>> START RECORDS SHOWN

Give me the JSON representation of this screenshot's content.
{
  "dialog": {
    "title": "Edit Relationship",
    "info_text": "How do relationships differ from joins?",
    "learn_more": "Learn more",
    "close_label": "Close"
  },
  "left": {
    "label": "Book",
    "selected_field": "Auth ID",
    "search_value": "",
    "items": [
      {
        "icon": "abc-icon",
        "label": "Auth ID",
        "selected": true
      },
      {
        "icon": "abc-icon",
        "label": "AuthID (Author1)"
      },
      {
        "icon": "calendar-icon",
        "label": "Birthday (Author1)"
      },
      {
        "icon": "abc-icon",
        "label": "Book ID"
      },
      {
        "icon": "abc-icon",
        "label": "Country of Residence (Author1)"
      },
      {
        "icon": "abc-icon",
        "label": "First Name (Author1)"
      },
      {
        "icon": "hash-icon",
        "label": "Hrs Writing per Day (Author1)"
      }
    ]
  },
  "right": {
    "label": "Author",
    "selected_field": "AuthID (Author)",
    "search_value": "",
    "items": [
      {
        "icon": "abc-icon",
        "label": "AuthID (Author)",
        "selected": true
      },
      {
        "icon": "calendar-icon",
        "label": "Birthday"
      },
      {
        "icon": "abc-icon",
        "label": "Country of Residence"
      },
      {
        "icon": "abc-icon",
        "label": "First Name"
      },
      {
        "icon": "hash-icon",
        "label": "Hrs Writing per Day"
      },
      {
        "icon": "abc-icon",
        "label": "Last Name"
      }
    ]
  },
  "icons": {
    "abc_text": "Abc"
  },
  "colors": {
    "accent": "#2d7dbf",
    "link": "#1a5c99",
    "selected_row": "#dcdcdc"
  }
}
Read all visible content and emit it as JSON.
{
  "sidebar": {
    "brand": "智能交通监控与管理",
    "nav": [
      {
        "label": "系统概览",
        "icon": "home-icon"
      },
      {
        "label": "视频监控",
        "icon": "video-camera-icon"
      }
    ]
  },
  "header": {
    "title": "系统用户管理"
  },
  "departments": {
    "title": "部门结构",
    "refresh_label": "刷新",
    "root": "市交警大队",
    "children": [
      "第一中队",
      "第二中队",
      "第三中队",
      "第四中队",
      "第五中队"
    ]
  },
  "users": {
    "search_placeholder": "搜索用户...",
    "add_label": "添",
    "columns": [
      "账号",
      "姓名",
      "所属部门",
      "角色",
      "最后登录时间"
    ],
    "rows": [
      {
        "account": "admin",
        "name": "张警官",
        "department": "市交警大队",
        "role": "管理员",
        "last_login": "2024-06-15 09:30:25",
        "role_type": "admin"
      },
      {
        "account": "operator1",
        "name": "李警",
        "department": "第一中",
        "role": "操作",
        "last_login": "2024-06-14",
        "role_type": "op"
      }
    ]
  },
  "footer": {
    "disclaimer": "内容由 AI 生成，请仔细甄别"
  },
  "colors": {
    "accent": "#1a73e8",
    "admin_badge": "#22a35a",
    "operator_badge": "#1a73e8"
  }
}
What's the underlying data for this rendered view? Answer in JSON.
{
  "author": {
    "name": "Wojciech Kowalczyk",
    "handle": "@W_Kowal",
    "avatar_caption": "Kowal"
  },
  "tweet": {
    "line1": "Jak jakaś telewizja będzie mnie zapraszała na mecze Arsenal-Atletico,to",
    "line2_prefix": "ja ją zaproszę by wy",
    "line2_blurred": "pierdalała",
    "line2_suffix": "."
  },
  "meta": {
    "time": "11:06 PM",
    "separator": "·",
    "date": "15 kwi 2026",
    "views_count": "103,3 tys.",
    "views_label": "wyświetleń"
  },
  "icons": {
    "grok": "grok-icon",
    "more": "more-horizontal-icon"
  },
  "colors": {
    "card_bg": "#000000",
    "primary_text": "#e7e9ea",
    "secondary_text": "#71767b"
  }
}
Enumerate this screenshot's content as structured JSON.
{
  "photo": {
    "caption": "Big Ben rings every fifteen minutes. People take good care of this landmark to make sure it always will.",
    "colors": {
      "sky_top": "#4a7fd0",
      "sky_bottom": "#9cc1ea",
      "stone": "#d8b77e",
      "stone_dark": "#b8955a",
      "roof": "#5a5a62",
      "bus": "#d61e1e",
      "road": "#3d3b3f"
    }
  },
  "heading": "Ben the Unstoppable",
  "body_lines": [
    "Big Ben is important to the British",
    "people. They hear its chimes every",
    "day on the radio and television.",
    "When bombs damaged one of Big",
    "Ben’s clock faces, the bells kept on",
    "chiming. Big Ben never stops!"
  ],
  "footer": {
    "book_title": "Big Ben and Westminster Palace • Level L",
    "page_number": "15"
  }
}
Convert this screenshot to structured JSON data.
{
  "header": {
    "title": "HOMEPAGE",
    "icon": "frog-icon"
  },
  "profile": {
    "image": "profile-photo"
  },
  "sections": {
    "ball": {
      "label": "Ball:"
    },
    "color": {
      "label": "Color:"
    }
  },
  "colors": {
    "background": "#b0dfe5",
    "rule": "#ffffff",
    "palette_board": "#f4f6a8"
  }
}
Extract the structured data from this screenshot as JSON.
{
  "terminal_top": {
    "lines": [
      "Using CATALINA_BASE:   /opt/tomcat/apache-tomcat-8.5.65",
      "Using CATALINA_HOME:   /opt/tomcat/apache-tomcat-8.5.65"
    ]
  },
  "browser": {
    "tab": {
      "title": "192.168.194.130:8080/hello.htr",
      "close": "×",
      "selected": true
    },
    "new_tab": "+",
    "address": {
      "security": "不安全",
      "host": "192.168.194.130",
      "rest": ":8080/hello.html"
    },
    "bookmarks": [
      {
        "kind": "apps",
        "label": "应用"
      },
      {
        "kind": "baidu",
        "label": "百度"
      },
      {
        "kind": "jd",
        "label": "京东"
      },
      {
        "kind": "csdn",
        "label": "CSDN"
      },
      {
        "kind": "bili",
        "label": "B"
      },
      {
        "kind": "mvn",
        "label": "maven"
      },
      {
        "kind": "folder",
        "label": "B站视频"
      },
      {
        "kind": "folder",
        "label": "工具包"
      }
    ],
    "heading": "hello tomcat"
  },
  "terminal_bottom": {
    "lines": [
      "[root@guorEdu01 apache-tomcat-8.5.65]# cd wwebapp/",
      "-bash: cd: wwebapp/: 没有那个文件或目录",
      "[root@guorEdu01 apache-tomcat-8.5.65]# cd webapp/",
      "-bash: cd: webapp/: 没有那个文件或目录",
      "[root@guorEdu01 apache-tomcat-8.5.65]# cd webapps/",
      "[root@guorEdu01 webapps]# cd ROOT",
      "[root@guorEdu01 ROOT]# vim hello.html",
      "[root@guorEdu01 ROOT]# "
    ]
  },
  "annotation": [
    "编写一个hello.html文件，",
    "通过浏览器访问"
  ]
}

>> END RECORDS SHOWN

### AIM OF THE EXERCISE
Restate the data above exactly, keeping each word as it stands.

### FINAL ANSWER
Give me the JSON representation of this screenshot's content.
{
  "dialog": {
    "title": "Edit Relationship",
    "info_text": "How do relationships differ from joins?",
    "learn_more": "Learn more",
    "close_label": "Close"
  },
  "left": {
    "label": "Book",
    "selected_field": "Auth ID",
    "search_value": "",
    "items": [
      {
        "icon": "abc-icon",
        "label": "Auth ID",
        "selected": true
      },
      {
        "icon": "abc-icon",
        "label": "AuthID (Author1)"
      },
      {
        "icon": "calendar-icon",
        "label": "Birthday (Author1)"
      },
      {
        "icon": "abc-icon",
        "label": "Book ID"
      },
      {
        "icon": "abc-icon",
        "label": "Country of Residence (Author1)"
      },
      {
        "icon": "abc-icon",
        "label": "First Name (Author1)"
      },
      {
        "icon": "hash-icon",
        "label": "Hrs Writing per Day (Author1)"
      }
    ]
  },
  "right": {
    "label": "Author",
    "selected_field": "AuthID (Author)",
    "search_value": "",
    "items": [
      {
        "icon": "abc-icon",
        "label": "AuthID (Author)",
        "selected": true
      },
      {
        "icon": "calendar-icon",
        "label": "Birthday"
      },
      {
        "icon": "abc-icon",
        "label": "Country of Residence"
      },
      {
        "icon": "abc-icon",
        "label": "First Name"
      },
      {
        "icon": "hash-icon",
        "label": "Hrs Writing per Day"
      },
      {
        "icon": "abc-icon",
        "label": "Last Name"
      }
    ]
  },
  "icons": {
    "abc_text": "Abc"
  },
  "colors": {
    "accent": "#2d7dbf",
    "link": "#1a5c99",
    "selected_row": "#dcdcdc"
  }
}
Read all visible content and emit it as JSON.
{
  "sidebar": {
    "brand": "智能交通监控与管理",
    "nav": [
      {
        "label": "系统概览",
        "icon": "home-icon"
      },
      {
        "label": "视频监控",
        "icon": "video-camera-icon"
      }
    ]
  },
  "header": {
    "title": "系统用户管理"
  },
  "departments": {
    "title": "部门结构",
    "refresh_label": "刷新",
    "root": "市交警大队",
    "children": [
      "第一中队",
      "第二中队",
      "第三中队",
      "第四中队",
      "第五中队"
    ]
  },
  "users": {
    "search_placeholder": "搜索用户...",
    "add_label": "添",
    "columns": [
      "账号",
      "姓名",
      "所属部门",
      "角色",
      "最后登录时间"
    ],
    "rows": [
      {
        "account": "admin",
        "name": "张警官",
        "department": "市交警大队",
        "role": "管理员",
        "last_login": "2024-06-15 09:30:25",
        "role_type": "admin"
      },
      {
        "account": "operator1",
        "name": "李警",
        "department": "第一中",
        "role": "操作",
        "last_login": "2024-06-14",
        "role_type": "op"
      }
    ]
  },
  "footer": {
    "disclaimer": "内容由 AI 生成，请仔细甄别"
  },
  "colors": {
    "accent": "#1a73e8",
    "admin_badge": "#22a35a",
    "operator_badge": "#1a73e8"
  }
}
What's the underlying data for this rendered view? Answer in JSON.
{
  "author": {
    "name": "Wojciech Kowalczyk",
    "handle": "@W_Kowal",
    "avatar_caption": "Kowal"
  },
  "tweet": {
    "line1": "Jak jakaś telewizja będzie mnie zapraszała na mecze Arsenal-Atletico,to",
    "line2_prefix": "ja ją zaproszę by wy",
    "line2_blurred": "pierdalała",
    "line2_suffix": "."
  },
  "meta": {
    "time": "11:06 PM",
    "separator": "·",
    "date": "15 kwi 2026",
    "views_count": "103,3 tys.",
    "views_label": "wyświetleń"
  },
  "icons": {
    "grok": "grok-icon",
    "more": "more-horizontal-icon"
  },
  "colors": {
    "card_bg": "#000000",
    "primary_text": "#e7e9ea",
    "secondary_text": "#71767b"
  }
}
Enumerate this screenshot's content as structured JSON.
{
  "photo": {
    "caption": "Big Ben rings every fifteen minutes. People take good care of this landmark to make sure it always will.",
    "colors": {
      "sky_top": "#4a7fd0",
      "sky_bottom": "#9cc1ea",
      "stone": "#d8b77e",
      "stone_dark": "#b8955a",
      "roof": "#5a5a62",
      "bus": "#d61e1e",
      "road": "#3d3b3f"
    }
  },
  "heading": "Ben the Unstoppable",
  "body_lines": [
    "Big Ben is important to the British",
    "people. They hear its chimes every",
    "day on the radio and television.",
    "When bombs damaged one of Big",
    "Ben’s clock faces, the bells kept on",
    "chiming. Big Ben never stops!"
  ],
  "footer": {
    "book_title": "Big Ben and Westminster Palace • Level L",
    "page_number": "15"
  }
}
Convert this screenshot to structured JSON data.
{
  "header": {
    "title": "HOMEPAGE",
    "icon": "frog-icon"
  },
  "profile": {
    "image": "profile-photo"
  },
  "sections": {
    "ball": {
      "label": "Ball:"
    },
    "color": {
      "label": "Color:"
    }
  },
  "colors": {
    "background": "#b0dfe5",
    "rule": "#ffffff",
    "palette_board": "#f4f6a8"
  }
}
Extract the structured data from this screenshot as JSON.
{
  "terminal_top": {
    "lines": [
      "Using CATALINA_BASE:   /opt/tomcat/apache-tomcat-8.5.65",
      "Using CATALINA_HOME:   /opt/tomcat/apache-tomcat-8.5.65"
    ]
  },
  "browser": {
    "tab": {
      "title": "192.168.194.130:8080/hello.htr",
      "close": "×",
      "selected": true
    },
    "new_tab": "+",
    "address": {
      "security": "不安全",
      "host": "192.168.194.130",
      "rest": ":8080/hello.html"
    },
    "bookmarks": [
      {
        "kind": "apps",
        "label": "应用"
      },
      {
        "kind": "baidu",
        "label": "百度"
      },
      {
        "kind": "jd",
        "label": "京东"
      },
      {
        "kind": "csdn",
        "label": "CSDN"
      },
      {
        "kind": "bili",
        "label": "B"
      },
      {
        "kind": "mvn",
        "label": "maven"
      },
      {
        "kind": "folder",
        "label": "B站视频"
      },
      {
        "kind": "folder",
        "label": "工具包"
      }
    ],
    "heading": "hello tomcat"
  },
  "terminal_bottom": {
    "lines": [
      "[root@guorEdu01 apache-tomcat-8.5.65]# cd wwebapp/",
      "-bash: cd: wwebapp/: 没有那个文件或目录",
      "[root@guorEdu01 apache-tomcat-8.5.65]# cd webapp/",
      "-bash: cd: webapp/: 没有那个文件或目录",
      "[root@guorEdu01 apache-tomcat-8.5.65]# cd webapps/",
      "[root@guorEdu01 webapps]# cd ROOT",
      "[root@guorEdu01 ROOT]# vim hello.html",
      "[root@guorEdu01 ROOT]# "
    ]
  },
  "annotation": [
    "编写一个hello.html文件，",
    "通过浏览器访问"
  ]
}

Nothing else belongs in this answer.